--- PROBLEM ---
Using the listing below, please gather every line containing the word "type".

────────────────────────────────────────

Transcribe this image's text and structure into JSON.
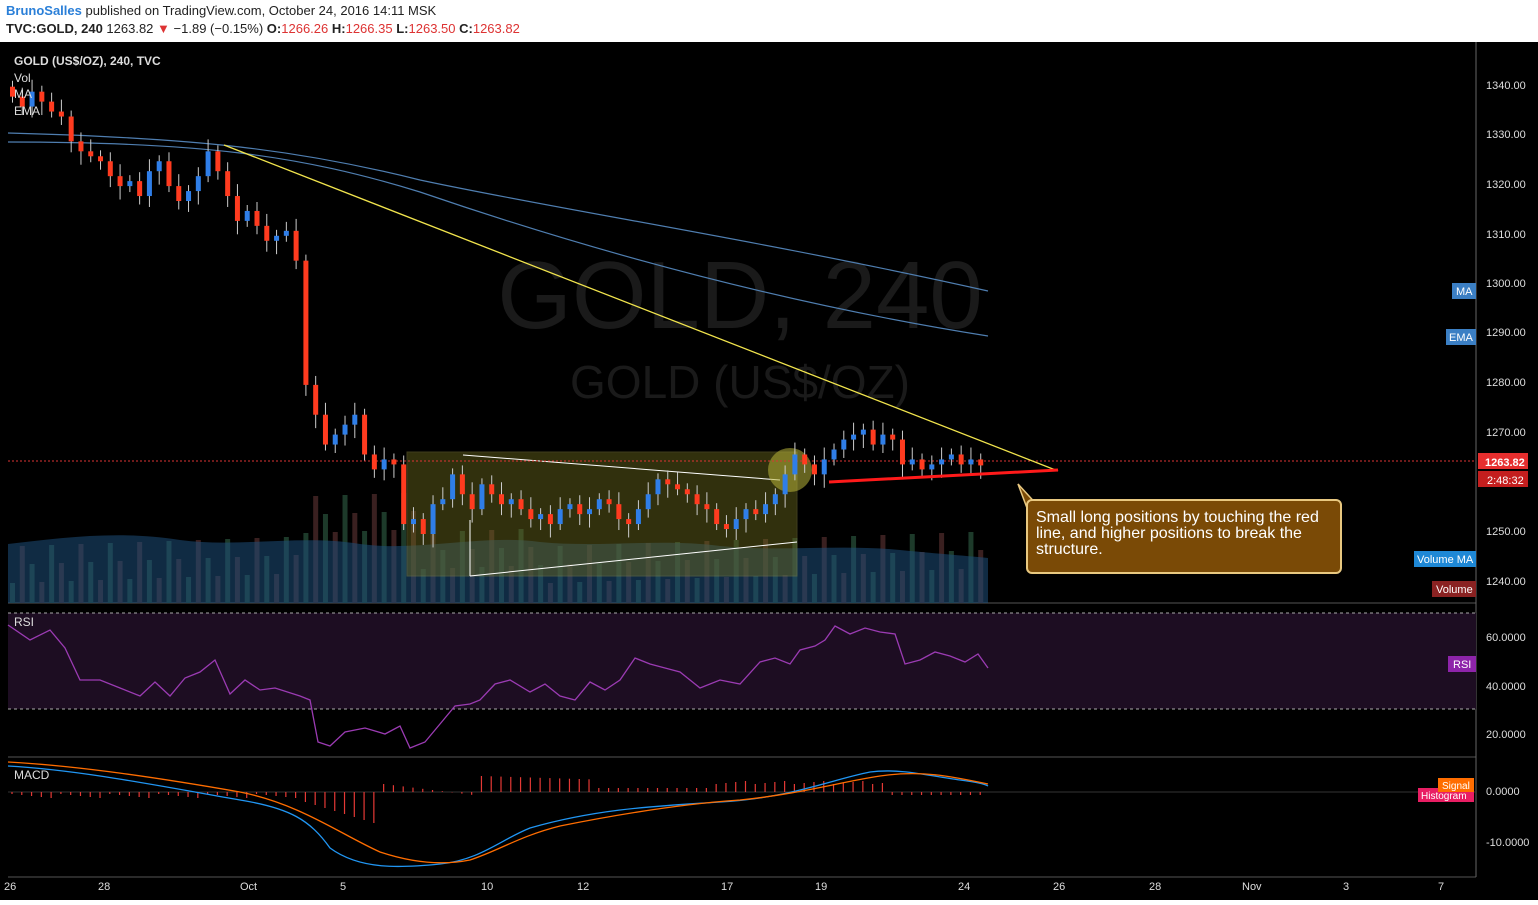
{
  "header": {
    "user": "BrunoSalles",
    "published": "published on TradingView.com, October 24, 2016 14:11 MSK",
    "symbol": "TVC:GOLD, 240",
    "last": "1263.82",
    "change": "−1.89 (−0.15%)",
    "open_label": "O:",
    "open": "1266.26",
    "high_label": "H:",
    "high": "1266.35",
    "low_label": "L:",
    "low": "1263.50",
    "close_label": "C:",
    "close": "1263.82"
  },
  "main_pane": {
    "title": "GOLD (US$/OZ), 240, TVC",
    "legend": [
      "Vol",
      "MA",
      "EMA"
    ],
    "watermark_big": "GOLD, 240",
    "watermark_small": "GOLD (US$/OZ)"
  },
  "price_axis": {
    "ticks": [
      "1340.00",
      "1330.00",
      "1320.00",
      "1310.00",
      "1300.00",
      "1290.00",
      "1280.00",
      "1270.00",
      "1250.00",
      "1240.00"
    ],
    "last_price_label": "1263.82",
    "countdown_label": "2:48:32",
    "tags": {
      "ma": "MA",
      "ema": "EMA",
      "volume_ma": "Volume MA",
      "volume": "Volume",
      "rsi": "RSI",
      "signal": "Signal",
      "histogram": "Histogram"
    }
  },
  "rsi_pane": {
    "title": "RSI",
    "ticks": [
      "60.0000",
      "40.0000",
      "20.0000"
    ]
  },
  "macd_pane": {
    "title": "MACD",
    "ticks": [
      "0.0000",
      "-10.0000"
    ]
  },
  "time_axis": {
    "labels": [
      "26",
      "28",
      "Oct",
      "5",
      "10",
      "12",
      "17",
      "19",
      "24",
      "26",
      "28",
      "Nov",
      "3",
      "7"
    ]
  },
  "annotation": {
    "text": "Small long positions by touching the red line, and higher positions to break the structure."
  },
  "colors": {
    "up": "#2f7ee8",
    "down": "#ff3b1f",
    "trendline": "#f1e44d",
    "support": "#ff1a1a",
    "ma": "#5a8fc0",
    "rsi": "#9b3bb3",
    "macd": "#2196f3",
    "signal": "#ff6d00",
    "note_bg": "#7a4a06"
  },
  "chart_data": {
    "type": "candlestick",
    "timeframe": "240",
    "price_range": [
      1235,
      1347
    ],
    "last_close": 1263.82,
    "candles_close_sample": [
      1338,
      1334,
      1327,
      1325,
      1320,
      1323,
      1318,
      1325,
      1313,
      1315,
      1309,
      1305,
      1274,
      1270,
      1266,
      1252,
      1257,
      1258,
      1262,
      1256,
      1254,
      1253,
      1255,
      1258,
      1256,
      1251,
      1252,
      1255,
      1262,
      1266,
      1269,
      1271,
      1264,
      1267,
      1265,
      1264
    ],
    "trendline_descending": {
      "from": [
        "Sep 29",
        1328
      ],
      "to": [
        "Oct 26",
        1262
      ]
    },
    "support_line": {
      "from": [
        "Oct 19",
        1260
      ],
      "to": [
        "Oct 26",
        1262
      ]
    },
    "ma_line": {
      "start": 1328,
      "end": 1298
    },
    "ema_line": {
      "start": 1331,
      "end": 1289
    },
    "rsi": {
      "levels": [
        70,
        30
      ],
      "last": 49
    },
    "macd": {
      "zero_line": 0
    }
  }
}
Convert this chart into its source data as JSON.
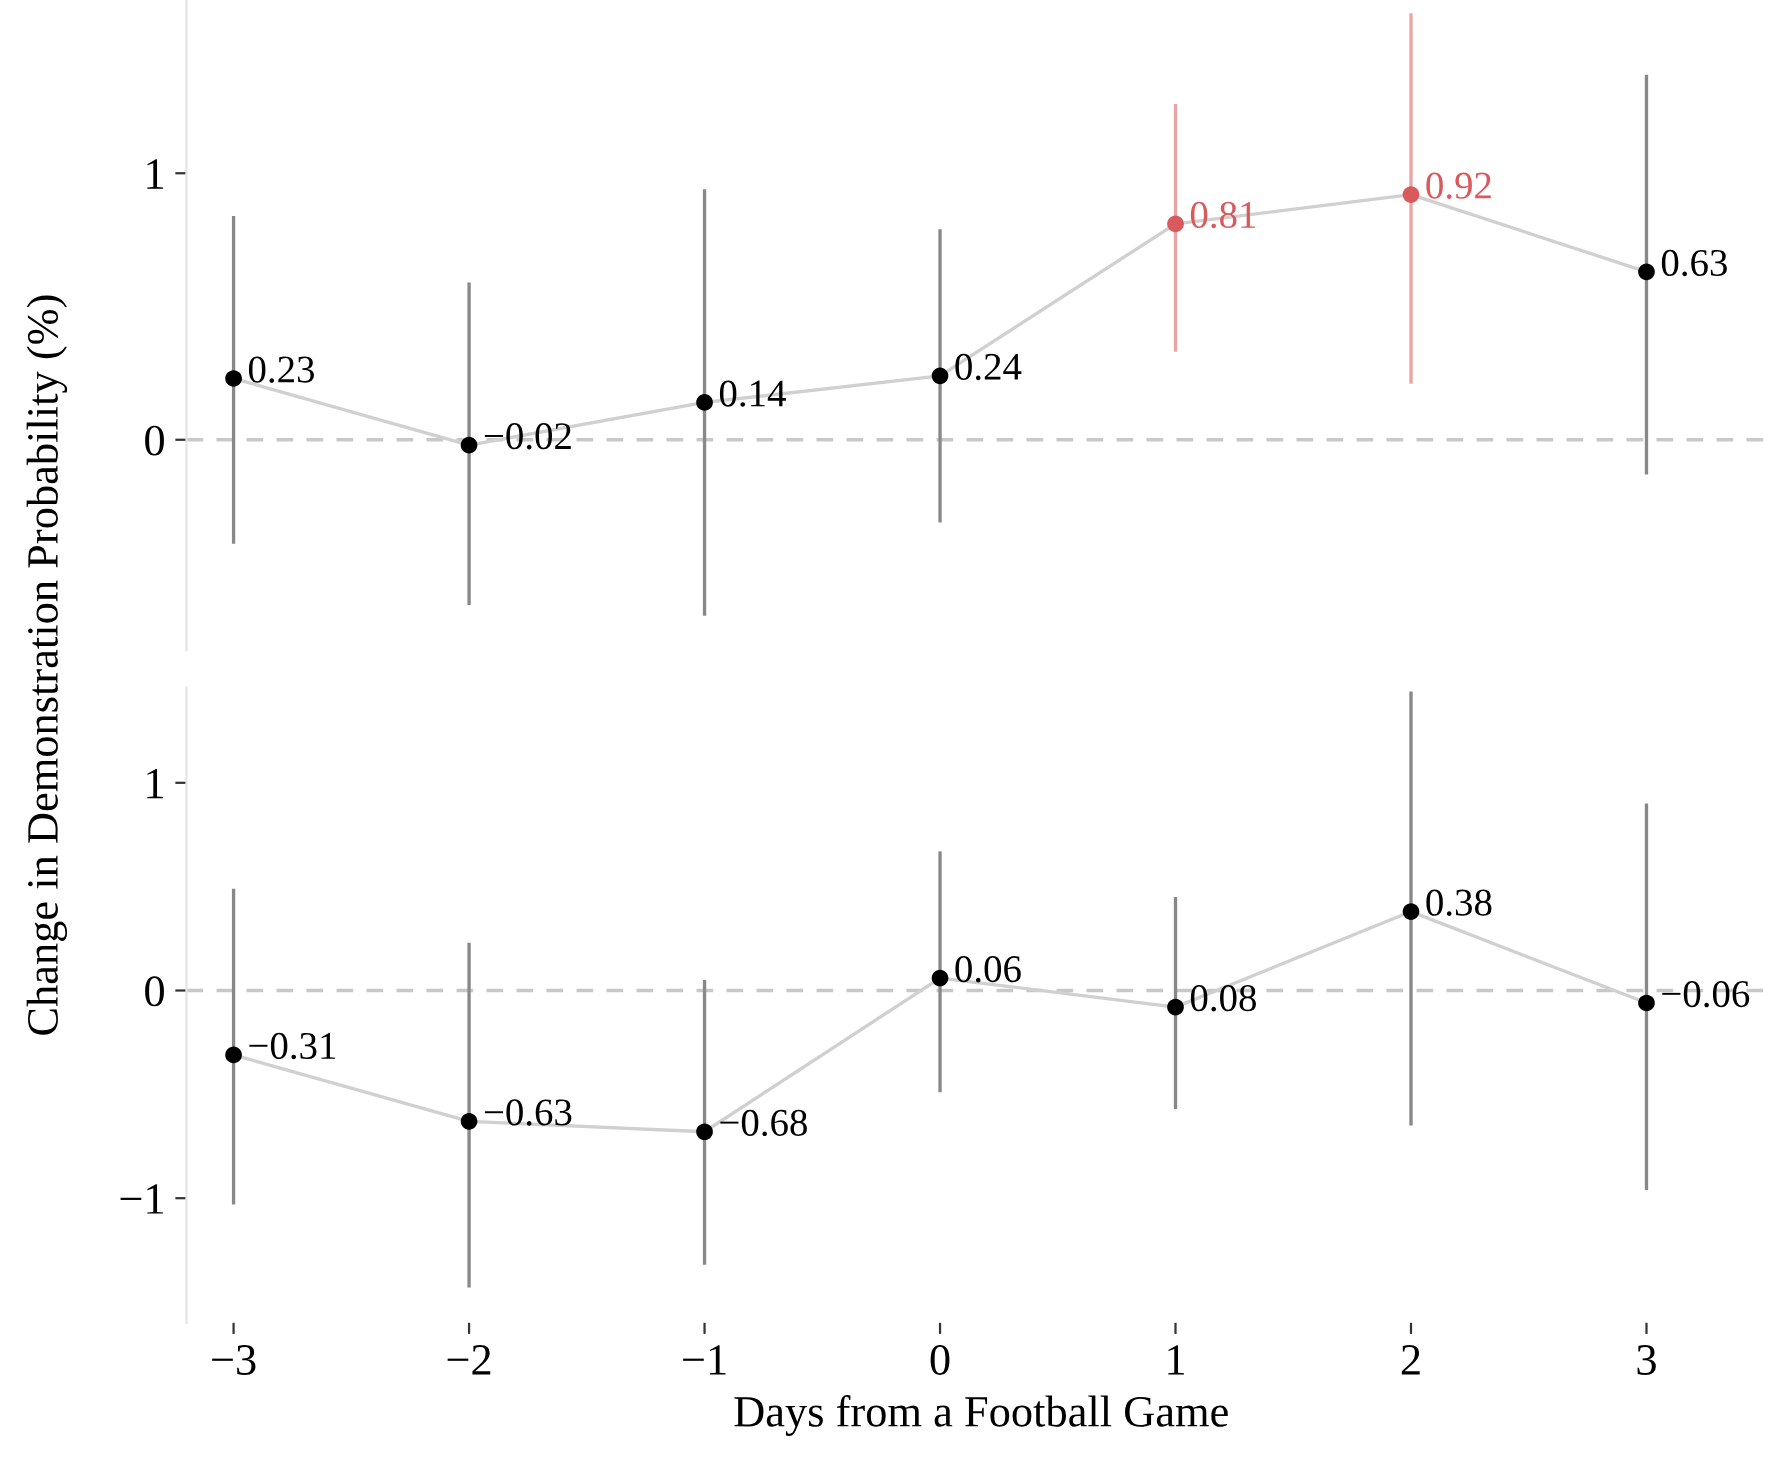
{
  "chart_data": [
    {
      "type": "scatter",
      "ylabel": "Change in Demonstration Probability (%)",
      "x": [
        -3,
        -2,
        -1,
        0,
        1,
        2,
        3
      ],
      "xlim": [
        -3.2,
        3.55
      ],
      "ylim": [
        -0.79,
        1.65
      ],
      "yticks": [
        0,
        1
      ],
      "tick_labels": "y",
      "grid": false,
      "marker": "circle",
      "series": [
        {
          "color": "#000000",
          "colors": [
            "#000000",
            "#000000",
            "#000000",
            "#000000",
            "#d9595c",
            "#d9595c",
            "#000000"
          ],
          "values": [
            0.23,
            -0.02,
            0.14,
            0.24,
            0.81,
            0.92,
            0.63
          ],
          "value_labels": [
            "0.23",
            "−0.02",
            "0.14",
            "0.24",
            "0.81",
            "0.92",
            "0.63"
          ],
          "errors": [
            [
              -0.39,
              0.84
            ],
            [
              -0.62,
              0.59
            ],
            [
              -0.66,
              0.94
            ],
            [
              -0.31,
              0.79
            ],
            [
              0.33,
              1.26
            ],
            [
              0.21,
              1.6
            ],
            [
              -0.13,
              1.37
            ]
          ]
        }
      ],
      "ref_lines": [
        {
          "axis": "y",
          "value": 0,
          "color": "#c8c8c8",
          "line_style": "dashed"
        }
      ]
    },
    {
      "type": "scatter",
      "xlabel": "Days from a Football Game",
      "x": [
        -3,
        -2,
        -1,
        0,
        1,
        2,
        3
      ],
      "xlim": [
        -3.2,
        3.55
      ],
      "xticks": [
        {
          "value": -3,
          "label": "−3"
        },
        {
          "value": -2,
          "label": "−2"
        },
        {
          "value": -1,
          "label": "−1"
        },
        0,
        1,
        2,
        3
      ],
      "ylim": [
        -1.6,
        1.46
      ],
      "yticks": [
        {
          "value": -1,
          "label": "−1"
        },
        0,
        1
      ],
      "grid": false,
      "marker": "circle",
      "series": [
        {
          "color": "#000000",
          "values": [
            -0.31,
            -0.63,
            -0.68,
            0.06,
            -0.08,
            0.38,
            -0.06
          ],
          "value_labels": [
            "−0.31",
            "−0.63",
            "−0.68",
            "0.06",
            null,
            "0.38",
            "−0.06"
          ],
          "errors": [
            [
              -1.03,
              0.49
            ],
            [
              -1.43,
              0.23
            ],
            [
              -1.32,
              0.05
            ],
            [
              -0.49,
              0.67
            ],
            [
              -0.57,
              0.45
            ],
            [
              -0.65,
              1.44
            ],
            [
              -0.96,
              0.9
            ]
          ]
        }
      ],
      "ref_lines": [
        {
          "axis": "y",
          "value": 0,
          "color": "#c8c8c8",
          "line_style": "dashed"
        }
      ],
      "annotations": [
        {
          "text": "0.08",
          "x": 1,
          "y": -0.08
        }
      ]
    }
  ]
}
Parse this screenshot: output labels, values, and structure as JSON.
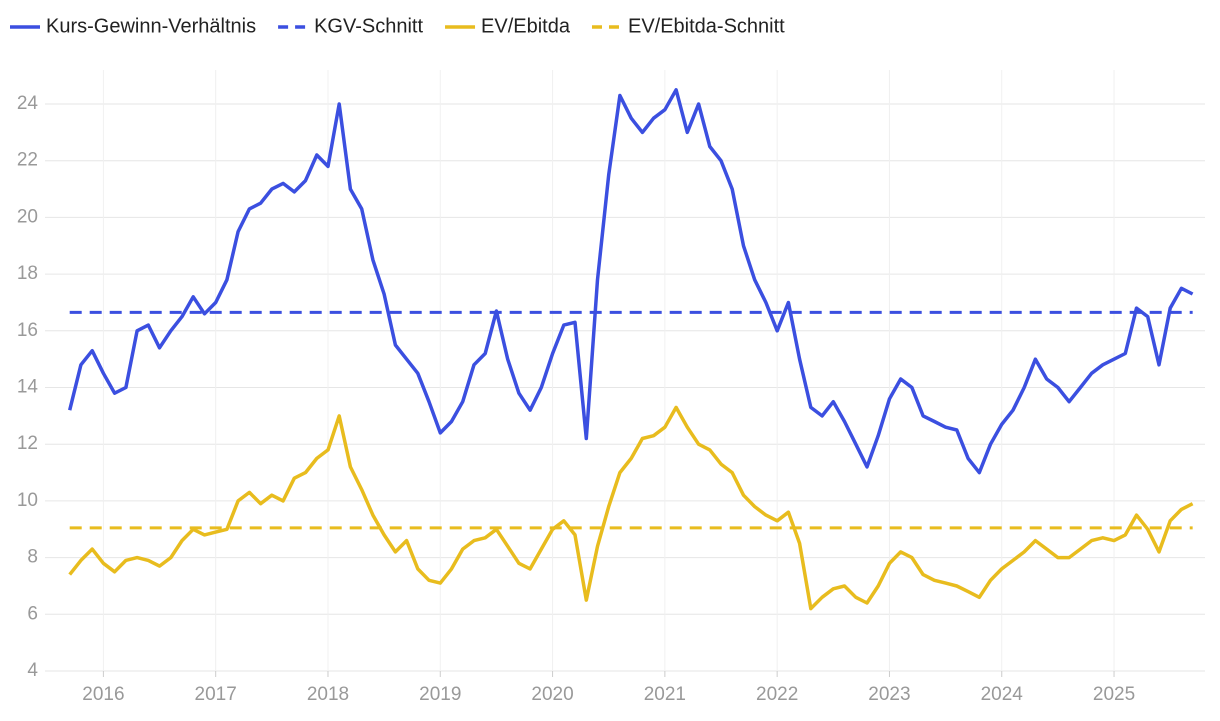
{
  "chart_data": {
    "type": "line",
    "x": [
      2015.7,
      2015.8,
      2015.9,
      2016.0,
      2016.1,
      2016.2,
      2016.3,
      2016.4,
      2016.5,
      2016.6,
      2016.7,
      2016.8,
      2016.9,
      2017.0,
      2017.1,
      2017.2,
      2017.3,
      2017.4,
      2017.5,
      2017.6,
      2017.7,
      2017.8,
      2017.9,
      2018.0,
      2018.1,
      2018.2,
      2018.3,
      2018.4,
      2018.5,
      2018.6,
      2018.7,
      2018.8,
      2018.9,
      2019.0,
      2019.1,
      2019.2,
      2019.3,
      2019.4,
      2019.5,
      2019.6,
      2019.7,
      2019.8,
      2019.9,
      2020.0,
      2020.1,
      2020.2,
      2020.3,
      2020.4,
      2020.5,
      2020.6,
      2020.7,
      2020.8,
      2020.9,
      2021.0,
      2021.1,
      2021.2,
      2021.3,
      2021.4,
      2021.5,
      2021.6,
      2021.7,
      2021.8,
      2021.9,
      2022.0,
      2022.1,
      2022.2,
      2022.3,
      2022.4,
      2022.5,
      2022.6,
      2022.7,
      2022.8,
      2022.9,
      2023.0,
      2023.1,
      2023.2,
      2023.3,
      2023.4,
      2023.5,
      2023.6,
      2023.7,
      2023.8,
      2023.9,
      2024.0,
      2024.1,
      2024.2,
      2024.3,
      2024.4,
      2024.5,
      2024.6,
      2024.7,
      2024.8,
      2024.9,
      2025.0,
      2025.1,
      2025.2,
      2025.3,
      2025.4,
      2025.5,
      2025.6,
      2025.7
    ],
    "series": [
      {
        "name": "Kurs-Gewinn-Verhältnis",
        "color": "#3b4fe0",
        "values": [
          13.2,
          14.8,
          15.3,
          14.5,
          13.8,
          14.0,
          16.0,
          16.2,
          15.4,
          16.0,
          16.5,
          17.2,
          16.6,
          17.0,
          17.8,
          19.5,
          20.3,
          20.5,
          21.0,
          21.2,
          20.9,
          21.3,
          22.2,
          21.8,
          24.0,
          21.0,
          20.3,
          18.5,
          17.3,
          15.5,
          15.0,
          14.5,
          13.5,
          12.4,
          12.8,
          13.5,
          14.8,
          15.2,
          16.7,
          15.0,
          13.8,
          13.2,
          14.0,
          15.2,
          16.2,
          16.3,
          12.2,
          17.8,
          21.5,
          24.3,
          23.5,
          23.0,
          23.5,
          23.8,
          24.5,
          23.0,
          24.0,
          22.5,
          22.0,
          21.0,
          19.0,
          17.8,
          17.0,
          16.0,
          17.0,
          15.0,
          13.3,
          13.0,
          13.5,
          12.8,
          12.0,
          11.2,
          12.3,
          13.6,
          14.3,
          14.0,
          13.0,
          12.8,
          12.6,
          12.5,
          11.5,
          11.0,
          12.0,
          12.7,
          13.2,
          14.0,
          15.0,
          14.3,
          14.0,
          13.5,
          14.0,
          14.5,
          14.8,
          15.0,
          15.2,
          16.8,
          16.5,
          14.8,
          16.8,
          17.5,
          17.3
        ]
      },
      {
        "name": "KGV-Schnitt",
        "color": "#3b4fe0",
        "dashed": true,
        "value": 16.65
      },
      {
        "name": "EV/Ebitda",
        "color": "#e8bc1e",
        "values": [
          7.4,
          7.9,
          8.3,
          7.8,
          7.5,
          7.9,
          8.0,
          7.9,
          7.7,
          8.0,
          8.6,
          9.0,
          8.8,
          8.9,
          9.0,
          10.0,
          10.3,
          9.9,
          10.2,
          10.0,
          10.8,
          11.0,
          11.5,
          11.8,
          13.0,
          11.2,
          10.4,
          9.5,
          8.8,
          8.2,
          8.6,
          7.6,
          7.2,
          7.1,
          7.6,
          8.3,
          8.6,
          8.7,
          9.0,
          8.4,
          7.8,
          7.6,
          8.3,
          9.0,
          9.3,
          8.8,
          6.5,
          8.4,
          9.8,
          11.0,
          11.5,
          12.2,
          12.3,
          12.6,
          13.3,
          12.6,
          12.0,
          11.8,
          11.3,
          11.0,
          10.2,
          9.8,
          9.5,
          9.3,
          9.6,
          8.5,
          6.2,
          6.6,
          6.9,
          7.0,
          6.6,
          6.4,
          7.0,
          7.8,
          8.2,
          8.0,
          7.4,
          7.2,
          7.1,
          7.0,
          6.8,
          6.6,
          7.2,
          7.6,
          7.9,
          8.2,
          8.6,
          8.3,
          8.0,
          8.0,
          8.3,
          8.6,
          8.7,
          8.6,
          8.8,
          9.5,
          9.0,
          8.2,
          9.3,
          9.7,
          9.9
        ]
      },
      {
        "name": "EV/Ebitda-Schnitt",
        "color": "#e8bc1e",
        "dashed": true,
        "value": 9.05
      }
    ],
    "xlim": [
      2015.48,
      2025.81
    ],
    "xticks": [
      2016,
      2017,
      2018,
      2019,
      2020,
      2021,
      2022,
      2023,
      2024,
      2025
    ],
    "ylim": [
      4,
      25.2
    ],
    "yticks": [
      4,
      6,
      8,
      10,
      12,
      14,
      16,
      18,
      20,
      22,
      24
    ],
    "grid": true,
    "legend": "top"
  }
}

────────────────────────────────────────

--- ANSWER ---
    "type": "candlestick",
      "type": "scatter",
      "type": "scatter",
    "type": "line",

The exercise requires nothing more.